[Items from a dataset]
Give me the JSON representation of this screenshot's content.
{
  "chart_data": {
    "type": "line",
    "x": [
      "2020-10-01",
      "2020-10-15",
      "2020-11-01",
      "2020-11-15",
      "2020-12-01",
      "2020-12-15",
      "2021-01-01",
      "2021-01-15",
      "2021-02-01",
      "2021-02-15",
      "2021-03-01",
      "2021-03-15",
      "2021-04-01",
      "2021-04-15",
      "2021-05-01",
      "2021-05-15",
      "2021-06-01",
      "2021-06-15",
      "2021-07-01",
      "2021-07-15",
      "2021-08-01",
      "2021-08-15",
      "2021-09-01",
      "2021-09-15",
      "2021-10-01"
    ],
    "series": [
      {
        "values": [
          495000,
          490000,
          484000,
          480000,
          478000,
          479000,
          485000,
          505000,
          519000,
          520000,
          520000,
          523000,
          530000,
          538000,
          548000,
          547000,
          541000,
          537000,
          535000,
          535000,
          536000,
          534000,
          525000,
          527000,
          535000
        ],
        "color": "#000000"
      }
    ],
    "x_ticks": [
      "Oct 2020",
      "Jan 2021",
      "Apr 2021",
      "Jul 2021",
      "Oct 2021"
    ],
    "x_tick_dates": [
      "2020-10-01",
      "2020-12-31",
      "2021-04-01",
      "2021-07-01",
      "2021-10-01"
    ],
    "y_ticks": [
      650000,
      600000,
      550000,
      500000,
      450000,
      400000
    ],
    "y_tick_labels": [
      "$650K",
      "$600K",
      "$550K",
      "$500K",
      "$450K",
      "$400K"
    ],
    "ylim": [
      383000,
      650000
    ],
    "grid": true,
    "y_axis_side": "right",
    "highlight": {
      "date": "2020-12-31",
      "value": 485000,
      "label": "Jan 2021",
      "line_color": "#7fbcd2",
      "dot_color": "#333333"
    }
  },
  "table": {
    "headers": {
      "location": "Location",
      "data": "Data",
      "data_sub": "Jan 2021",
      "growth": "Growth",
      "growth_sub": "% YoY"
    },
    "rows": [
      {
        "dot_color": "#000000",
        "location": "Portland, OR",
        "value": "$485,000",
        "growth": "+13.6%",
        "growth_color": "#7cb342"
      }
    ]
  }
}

▶ REQUIRED TASK: Pull out every line holding "location" from the records above, and copy it.

▶ SOLUTION TO THIS PROBLEM:
      "location": "Location",
        "location": "Portland, OR",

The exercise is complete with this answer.